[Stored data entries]
--------------------------------------------------
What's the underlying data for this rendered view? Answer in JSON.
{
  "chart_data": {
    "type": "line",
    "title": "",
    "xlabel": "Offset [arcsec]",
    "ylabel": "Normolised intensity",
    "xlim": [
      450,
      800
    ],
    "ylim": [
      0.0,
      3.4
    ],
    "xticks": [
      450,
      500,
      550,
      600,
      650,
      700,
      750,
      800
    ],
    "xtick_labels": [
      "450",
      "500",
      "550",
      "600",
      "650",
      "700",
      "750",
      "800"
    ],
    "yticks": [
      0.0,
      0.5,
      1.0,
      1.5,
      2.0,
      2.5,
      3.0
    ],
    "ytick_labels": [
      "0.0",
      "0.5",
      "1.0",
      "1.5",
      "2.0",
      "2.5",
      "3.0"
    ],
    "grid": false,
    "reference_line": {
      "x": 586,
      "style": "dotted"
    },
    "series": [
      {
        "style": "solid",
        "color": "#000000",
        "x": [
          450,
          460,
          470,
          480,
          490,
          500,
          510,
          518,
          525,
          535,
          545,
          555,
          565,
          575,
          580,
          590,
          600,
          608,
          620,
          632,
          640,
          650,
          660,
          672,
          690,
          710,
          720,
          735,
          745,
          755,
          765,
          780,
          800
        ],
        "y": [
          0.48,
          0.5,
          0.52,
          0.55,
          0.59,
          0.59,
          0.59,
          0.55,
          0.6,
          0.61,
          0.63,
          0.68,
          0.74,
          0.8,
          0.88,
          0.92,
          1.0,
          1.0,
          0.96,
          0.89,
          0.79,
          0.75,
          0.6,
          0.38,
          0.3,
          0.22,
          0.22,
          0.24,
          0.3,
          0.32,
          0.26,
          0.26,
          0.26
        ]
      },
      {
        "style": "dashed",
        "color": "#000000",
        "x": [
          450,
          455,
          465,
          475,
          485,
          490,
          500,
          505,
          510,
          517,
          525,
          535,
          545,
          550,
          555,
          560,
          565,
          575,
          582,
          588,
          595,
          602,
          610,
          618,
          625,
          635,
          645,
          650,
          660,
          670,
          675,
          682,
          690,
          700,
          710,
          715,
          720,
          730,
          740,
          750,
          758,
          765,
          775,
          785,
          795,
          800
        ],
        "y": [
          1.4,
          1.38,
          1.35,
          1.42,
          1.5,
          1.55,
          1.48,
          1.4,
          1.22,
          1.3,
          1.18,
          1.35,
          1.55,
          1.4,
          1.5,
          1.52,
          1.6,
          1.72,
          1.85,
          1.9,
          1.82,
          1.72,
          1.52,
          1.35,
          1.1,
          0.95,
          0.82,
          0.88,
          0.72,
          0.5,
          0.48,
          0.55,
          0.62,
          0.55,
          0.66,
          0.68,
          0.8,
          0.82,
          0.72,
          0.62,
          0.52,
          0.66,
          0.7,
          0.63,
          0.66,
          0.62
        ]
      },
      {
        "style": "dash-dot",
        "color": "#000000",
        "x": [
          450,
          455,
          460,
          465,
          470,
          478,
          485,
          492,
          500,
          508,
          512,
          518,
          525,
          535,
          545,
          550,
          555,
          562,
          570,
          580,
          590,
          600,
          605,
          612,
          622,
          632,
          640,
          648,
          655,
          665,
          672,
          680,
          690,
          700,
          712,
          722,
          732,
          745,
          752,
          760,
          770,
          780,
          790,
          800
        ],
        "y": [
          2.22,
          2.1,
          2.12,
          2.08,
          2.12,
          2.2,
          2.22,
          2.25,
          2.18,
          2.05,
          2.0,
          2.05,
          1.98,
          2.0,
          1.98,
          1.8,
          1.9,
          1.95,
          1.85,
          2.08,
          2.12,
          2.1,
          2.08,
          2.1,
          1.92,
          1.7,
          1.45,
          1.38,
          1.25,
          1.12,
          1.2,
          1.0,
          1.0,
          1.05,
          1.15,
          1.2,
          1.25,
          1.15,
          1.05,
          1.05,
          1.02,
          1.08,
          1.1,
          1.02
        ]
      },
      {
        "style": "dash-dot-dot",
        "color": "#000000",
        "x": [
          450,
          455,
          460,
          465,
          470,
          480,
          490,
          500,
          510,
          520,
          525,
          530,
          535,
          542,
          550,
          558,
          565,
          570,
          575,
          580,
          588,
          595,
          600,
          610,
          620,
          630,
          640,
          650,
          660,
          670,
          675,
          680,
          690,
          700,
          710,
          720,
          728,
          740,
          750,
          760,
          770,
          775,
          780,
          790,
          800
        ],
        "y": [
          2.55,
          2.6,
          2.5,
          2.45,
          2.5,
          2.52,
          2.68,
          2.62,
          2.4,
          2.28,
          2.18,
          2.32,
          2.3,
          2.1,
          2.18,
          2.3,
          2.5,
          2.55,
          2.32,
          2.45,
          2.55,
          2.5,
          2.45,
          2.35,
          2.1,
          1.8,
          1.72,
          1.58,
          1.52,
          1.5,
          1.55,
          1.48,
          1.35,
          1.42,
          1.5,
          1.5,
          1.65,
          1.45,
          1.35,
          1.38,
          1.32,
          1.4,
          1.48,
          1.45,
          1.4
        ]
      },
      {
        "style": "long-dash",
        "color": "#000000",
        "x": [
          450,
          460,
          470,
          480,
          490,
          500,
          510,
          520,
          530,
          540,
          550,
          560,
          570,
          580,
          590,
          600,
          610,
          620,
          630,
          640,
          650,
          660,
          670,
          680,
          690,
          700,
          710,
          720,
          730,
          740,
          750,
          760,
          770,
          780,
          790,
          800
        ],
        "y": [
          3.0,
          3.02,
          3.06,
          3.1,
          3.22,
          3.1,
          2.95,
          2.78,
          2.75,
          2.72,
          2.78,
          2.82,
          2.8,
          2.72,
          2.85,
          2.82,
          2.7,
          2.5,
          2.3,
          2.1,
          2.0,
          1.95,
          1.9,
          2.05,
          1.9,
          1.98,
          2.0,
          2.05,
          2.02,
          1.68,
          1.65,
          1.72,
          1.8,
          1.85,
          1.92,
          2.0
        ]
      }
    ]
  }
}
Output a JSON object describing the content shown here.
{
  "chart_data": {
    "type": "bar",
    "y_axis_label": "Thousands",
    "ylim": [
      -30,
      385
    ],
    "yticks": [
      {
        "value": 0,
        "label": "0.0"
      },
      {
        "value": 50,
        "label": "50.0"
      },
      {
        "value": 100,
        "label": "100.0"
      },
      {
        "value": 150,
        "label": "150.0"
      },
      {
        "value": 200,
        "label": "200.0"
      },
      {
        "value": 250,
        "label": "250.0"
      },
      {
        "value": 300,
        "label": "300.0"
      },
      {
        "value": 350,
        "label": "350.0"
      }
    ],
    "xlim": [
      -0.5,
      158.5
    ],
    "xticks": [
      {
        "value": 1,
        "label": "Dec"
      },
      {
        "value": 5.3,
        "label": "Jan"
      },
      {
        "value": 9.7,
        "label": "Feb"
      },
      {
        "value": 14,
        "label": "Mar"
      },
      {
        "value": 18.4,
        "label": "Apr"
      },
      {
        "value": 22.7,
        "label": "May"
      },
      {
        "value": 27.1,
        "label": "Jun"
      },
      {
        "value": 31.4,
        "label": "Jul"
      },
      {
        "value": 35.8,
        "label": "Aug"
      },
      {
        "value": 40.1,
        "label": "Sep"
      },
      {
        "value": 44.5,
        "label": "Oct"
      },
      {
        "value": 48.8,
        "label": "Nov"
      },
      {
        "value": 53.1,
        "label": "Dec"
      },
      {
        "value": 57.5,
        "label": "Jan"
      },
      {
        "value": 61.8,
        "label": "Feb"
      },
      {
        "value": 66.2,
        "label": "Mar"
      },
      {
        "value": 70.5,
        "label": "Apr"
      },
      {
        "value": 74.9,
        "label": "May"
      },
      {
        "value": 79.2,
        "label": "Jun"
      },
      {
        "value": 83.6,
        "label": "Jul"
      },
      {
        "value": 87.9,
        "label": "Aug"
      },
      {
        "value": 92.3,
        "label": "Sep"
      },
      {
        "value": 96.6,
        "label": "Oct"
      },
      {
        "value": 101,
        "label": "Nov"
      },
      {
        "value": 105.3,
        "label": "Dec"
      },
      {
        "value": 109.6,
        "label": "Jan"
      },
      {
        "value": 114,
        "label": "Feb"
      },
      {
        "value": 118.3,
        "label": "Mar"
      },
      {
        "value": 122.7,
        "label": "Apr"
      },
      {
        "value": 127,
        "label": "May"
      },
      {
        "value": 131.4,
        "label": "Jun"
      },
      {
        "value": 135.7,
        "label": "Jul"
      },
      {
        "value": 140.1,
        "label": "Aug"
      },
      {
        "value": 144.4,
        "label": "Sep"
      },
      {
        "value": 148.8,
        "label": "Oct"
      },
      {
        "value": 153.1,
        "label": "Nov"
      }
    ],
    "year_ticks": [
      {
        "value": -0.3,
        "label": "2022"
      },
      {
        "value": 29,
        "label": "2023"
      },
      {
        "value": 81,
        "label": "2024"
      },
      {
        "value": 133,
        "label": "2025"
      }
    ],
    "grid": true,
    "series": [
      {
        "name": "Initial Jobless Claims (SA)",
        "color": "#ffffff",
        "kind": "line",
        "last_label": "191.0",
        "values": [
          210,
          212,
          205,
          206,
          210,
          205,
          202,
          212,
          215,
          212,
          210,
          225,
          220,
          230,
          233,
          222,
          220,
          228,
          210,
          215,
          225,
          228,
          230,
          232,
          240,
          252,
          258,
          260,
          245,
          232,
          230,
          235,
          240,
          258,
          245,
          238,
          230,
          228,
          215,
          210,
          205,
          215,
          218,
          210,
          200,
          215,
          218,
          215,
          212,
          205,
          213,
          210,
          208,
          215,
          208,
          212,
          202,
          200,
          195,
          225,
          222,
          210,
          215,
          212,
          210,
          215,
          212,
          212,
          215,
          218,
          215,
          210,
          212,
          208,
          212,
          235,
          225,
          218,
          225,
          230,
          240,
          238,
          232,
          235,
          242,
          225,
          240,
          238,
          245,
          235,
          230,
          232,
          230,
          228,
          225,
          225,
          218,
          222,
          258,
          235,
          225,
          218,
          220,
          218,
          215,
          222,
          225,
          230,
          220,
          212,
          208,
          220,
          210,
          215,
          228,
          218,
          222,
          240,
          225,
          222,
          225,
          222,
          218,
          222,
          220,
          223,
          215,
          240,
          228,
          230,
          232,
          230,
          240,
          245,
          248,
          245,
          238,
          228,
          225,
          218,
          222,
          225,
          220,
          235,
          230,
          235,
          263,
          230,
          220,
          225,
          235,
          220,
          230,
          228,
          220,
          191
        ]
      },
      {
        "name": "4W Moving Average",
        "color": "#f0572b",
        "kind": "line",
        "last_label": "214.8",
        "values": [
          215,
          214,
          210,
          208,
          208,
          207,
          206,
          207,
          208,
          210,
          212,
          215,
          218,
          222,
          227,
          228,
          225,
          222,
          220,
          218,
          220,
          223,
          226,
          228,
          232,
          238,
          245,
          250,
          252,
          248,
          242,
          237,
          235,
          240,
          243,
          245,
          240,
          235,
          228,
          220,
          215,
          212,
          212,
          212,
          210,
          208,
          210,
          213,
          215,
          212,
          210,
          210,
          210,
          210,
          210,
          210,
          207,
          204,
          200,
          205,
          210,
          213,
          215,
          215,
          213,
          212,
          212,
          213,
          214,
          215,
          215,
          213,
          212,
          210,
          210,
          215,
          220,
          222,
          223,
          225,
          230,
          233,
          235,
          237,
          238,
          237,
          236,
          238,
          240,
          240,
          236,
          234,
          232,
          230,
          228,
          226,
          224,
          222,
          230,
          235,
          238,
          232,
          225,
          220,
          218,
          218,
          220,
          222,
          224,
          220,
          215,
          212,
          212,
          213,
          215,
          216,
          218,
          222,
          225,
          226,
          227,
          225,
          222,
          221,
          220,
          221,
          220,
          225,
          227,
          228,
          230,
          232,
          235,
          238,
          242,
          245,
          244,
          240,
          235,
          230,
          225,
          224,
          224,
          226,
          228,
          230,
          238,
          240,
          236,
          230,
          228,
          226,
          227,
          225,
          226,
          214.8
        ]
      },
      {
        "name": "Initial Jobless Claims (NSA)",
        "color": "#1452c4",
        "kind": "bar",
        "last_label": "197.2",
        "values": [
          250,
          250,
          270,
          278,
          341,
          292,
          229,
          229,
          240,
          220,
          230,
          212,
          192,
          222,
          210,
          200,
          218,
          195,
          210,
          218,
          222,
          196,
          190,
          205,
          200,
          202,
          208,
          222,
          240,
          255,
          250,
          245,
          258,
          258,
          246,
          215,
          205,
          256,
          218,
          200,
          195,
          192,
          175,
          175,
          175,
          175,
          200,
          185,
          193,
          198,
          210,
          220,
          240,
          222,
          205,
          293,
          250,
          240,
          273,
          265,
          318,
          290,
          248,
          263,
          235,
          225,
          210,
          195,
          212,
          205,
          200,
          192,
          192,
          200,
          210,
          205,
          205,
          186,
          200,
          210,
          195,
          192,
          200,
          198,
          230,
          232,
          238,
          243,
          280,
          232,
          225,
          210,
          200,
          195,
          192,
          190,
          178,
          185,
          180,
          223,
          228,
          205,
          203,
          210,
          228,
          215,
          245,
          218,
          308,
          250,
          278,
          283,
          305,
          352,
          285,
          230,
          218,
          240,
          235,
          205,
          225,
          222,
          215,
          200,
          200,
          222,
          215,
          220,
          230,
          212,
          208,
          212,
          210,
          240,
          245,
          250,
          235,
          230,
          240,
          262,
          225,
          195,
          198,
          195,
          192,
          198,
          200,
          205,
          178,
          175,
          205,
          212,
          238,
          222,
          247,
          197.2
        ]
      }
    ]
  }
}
--------------------------------------------------
> STATED EXERCISE
Search the records above for the string "JSON". Copy every line that contains it.

> SOLUTION
What's the underlying data for this rendered view? Answer in JSON.
Output a JSON object describing the content shown here.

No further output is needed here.